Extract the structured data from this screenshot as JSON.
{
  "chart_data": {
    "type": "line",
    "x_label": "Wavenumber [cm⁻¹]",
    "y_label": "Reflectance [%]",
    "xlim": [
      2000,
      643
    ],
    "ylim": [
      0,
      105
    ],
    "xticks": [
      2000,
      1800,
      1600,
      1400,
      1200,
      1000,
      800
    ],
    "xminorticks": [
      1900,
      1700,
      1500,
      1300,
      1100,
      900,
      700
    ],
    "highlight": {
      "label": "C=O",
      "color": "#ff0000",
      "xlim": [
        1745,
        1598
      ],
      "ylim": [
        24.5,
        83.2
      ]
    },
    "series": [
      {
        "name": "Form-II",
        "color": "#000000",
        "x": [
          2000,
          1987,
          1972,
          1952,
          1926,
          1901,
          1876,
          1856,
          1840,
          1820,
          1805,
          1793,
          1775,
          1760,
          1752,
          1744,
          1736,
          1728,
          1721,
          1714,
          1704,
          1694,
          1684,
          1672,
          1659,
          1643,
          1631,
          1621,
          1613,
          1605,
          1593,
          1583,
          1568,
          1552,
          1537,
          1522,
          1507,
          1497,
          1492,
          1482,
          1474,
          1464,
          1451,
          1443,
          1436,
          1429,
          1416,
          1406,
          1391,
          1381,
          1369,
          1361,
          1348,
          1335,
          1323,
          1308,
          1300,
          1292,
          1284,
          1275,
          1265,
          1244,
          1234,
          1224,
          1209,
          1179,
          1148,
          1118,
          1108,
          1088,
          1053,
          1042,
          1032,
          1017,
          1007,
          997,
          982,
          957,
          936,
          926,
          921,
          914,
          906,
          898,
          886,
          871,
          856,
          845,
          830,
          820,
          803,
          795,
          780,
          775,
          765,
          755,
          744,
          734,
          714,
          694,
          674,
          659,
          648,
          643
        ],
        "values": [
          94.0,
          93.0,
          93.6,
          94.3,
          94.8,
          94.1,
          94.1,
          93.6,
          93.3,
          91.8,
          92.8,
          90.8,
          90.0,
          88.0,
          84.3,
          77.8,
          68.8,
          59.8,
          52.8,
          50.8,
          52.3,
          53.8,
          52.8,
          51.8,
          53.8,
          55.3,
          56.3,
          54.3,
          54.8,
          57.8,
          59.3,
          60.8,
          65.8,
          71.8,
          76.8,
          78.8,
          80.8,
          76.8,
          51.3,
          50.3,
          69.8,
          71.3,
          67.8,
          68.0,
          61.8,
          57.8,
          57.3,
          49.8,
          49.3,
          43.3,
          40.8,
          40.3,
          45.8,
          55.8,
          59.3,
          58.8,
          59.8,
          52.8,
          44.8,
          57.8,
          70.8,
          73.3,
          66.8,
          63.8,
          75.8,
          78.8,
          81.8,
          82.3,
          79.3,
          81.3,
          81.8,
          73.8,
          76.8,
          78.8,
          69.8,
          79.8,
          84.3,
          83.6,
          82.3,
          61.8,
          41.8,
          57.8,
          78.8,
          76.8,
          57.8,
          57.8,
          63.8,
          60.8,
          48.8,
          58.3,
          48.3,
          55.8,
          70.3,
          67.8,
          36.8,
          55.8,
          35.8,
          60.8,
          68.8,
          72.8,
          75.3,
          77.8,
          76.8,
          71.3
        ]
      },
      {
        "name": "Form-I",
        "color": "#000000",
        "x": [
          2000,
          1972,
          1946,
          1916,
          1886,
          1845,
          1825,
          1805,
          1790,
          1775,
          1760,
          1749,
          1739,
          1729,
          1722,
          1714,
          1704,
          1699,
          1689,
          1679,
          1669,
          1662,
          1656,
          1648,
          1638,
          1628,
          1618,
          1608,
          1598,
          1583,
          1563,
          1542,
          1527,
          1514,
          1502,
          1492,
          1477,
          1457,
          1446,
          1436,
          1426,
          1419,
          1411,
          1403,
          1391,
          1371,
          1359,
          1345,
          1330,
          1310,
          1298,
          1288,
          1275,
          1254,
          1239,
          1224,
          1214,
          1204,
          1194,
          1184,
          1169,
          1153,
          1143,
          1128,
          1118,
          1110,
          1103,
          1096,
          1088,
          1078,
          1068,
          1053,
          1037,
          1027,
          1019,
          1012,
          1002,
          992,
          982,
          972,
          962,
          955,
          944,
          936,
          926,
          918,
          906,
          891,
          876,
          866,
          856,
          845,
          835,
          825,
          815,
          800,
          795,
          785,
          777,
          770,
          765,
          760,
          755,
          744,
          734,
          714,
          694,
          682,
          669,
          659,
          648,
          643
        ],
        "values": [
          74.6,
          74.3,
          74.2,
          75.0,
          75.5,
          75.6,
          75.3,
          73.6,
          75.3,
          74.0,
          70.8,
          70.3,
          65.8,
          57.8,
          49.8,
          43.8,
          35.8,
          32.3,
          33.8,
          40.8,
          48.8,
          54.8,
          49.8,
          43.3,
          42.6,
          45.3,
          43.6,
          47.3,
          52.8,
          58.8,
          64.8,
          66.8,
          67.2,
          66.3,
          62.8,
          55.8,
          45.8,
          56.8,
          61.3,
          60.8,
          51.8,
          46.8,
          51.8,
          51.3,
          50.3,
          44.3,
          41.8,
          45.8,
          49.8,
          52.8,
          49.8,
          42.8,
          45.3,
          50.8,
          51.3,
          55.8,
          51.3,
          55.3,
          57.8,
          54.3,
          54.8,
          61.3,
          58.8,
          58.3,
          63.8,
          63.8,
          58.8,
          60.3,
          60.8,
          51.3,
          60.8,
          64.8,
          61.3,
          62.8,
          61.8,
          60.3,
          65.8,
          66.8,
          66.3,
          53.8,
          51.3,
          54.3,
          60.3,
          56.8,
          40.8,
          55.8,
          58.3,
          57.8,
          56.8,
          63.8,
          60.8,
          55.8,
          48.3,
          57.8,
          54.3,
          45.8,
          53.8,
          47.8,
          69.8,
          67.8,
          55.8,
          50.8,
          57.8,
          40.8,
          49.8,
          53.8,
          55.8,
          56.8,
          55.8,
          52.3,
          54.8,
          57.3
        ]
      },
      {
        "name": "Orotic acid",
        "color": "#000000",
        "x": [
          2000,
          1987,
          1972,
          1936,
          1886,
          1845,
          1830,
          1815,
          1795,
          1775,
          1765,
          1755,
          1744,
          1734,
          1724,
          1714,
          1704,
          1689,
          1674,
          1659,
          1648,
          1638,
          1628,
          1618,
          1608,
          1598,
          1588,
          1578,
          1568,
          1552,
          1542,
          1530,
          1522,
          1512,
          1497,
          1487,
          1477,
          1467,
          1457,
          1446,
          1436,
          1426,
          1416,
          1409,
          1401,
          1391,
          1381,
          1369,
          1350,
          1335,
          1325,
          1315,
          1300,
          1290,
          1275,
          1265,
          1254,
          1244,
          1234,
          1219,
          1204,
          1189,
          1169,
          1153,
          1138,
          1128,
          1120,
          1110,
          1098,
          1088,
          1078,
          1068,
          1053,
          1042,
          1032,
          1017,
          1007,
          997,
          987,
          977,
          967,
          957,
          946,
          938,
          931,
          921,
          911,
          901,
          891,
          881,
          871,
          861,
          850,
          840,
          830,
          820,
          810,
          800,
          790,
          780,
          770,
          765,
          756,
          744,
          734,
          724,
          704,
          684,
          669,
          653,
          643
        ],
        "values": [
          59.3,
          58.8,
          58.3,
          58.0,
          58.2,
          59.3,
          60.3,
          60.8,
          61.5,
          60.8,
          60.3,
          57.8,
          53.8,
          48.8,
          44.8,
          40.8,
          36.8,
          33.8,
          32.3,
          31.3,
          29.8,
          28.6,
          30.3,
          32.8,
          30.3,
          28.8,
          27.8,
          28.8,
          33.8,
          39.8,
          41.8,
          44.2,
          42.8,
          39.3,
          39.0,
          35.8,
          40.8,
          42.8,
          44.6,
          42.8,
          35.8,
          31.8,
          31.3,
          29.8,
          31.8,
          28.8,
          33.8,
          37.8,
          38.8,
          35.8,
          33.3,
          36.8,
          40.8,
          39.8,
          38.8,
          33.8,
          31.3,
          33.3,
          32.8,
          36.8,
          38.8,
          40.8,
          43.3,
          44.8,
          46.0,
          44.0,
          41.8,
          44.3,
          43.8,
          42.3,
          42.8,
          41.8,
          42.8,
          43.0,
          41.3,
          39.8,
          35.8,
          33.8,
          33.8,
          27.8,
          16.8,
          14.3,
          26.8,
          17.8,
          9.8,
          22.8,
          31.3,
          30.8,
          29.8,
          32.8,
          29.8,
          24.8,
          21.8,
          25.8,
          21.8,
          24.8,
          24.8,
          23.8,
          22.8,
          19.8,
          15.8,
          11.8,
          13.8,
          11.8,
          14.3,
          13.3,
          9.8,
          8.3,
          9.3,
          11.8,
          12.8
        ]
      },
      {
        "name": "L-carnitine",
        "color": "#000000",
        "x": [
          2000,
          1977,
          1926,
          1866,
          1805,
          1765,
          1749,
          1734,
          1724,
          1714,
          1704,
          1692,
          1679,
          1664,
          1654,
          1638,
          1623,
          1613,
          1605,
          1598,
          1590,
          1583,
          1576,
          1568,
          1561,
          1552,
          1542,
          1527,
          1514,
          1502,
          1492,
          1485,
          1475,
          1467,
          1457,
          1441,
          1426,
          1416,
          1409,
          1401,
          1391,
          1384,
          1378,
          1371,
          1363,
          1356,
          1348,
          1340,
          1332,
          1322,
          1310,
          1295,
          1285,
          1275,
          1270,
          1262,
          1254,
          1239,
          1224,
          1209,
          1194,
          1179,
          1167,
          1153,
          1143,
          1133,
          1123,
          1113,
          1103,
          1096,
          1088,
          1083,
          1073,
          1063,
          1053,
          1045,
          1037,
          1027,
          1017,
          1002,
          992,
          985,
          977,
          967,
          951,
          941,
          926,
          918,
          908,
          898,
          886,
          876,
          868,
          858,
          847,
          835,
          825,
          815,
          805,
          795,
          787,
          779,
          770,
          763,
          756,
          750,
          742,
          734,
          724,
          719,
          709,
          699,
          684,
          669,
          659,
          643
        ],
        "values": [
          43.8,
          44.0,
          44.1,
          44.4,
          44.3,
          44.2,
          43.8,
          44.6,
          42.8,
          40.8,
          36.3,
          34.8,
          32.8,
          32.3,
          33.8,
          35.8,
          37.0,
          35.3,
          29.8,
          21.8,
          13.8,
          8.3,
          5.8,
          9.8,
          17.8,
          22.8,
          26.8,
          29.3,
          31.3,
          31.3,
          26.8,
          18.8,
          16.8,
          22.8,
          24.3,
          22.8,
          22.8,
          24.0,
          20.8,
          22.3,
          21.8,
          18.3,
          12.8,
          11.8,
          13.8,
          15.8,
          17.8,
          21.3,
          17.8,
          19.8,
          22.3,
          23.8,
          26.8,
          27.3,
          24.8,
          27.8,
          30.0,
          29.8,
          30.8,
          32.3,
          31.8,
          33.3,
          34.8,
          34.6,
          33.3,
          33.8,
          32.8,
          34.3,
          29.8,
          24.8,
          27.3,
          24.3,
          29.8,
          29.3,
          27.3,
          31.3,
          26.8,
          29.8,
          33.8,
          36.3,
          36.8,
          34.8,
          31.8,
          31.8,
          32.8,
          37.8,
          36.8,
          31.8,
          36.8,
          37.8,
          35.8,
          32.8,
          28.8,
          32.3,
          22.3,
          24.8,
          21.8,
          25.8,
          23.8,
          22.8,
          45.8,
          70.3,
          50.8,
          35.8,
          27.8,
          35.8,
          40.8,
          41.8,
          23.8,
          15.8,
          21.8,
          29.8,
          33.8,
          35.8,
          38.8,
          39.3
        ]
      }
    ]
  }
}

***

For the data above, state only how many lines include the word "name".

Written solution:
4